● Stated task:
Find the lines with "Show" in them and copy them out.

[Data items]
------------
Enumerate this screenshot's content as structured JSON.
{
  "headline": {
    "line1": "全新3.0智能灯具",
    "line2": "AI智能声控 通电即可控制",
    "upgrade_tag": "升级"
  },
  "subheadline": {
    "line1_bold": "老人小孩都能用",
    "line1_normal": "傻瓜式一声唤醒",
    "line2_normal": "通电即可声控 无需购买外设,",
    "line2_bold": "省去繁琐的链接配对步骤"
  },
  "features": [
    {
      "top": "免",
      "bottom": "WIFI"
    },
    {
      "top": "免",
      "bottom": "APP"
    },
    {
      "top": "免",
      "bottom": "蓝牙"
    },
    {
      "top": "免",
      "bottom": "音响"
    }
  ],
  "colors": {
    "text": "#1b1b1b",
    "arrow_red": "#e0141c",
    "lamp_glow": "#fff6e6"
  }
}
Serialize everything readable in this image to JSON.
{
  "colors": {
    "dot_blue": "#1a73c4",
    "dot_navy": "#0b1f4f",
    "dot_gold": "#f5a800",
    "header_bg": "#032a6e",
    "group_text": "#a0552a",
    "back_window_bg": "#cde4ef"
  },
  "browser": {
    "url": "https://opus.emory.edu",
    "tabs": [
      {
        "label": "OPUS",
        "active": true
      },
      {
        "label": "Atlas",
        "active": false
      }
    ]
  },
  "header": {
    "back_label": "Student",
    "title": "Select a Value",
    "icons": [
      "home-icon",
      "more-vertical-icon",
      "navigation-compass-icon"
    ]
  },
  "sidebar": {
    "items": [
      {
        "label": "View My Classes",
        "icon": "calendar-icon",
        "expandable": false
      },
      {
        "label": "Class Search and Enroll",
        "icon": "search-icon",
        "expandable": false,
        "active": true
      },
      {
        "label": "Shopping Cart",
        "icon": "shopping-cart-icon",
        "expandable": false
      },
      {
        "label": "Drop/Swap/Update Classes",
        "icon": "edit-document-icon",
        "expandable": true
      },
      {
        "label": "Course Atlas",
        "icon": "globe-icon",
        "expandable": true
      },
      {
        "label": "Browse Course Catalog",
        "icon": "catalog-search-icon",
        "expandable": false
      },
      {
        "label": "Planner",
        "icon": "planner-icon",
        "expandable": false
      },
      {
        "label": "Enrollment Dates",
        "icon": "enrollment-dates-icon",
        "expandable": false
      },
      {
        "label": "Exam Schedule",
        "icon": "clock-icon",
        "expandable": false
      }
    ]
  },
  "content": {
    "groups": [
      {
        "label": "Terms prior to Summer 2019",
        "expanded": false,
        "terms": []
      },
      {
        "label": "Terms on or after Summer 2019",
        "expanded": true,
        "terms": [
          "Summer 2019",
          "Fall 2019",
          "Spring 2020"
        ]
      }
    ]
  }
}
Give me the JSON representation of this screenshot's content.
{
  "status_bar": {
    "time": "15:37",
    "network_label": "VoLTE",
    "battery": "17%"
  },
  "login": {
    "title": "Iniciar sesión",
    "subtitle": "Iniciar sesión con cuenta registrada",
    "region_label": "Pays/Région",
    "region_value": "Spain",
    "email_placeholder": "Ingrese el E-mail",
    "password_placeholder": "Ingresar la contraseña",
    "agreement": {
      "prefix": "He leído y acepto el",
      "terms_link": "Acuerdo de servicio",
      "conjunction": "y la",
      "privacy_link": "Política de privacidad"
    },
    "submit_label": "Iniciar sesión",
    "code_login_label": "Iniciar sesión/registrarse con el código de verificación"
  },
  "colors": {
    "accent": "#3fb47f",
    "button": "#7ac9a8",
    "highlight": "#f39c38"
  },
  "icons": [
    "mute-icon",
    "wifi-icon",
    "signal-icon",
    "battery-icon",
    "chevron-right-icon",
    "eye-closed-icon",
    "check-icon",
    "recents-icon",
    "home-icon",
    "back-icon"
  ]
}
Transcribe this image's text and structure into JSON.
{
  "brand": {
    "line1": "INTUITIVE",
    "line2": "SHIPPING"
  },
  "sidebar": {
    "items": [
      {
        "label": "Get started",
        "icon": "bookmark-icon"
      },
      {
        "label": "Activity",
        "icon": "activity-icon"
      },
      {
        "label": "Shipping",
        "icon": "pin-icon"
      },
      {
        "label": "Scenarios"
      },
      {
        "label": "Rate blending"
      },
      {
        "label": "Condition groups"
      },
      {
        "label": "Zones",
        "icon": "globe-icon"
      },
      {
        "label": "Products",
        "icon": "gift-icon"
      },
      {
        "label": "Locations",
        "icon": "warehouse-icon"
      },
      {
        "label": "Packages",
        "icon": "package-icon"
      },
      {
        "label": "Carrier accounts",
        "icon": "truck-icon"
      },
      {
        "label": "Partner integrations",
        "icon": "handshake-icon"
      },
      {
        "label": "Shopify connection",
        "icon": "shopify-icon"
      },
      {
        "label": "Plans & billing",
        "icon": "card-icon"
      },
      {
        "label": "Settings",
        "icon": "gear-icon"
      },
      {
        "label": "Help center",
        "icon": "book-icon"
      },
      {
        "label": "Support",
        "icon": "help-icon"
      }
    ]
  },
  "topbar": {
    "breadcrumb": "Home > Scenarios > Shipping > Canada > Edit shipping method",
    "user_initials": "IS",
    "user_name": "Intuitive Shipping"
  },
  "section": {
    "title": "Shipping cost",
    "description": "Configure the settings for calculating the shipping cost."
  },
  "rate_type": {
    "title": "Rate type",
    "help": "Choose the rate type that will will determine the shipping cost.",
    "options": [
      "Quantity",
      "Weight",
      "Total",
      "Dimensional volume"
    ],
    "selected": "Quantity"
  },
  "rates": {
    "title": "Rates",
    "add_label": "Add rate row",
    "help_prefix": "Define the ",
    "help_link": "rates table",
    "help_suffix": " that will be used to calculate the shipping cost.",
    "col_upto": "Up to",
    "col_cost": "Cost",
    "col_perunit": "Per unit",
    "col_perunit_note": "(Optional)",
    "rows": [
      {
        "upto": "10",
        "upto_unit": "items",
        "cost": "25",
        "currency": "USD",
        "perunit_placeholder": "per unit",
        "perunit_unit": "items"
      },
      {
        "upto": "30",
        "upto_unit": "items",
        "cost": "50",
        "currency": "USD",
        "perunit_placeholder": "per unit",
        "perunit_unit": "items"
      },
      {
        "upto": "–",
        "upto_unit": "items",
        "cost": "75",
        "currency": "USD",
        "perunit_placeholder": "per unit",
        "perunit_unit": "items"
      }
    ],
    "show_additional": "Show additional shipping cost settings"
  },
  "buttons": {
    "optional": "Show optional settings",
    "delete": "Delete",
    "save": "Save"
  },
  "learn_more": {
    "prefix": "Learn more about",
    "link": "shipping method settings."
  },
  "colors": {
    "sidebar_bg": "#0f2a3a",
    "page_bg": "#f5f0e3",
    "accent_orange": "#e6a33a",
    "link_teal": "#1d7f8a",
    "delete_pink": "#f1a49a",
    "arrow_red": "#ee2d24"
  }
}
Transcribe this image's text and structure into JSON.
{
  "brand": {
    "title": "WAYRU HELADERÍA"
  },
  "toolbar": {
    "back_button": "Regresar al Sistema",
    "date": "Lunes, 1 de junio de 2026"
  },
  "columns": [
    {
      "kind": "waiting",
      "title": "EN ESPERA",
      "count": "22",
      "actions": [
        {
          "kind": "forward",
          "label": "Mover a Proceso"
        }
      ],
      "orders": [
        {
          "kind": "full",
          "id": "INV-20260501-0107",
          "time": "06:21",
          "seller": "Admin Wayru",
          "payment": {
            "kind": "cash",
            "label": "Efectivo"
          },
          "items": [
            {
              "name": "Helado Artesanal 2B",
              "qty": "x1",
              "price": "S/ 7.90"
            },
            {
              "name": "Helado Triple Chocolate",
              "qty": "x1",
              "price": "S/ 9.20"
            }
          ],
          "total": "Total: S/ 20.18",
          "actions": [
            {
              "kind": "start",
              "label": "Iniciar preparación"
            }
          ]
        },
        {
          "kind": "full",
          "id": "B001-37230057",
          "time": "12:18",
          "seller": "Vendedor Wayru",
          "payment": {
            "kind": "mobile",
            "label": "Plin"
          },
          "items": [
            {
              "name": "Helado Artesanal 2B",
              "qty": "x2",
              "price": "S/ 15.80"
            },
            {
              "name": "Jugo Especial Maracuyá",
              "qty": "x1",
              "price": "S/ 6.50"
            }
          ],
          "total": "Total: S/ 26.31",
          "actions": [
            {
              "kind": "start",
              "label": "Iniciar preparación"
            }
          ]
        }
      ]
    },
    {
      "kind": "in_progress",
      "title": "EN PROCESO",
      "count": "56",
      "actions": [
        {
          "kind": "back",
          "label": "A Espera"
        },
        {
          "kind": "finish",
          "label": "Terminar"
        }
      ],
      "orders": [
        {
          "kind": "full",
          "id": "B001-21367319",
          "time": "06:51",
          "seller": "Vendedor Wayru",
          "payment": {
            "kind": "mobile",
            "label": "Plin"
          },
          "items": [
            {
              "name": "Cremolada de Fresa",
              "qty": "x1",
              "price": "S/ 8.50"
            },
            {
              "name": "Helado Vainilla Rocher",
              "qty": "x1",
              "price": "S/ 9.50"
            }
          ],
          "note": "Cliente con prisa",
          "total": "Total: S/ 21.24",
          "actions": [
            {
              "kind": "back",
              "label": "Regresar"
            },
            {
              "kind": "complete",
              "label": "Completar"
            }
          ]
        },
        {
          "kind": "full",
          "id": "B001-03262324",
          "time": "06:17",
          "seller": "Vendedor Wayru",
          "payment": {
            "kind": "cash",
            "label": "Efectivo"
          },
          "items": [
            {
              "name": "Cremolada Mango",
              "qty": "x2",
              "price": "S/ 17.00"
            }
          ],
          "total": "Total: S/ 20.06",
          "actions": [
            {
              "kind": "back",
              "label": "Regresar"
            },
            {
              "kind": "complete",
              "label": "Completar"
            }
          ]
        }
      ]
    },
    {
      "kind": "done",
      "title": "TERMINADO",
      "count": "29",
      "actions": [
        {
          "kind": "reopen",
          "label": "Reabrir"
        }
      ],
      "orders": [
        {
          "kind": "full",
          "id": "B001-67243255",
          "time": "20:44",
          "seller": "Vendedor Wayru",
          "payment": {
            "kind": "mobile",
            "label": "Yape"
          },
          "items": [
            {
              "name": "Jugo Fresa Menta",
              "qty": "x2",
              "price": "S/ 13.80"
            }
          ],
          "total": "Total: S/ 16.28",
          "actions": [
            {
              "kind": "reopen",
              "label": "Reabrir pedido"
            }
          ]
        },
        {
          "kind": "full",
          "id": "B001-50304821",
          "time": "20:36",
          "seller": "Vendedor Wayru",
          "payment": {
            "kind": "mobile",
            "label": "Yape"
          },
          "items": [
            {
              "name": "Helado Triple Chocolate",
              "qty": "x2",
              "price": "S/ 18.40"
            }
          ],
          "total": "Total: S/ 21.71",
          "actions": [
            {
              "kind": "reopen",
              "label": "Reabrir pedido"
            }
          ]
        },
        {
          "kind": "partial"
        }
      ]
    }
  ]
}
------------
● Written answer:
    "show_additional": "Show additional shipping cost settings"
    "optional": "Show optional settings",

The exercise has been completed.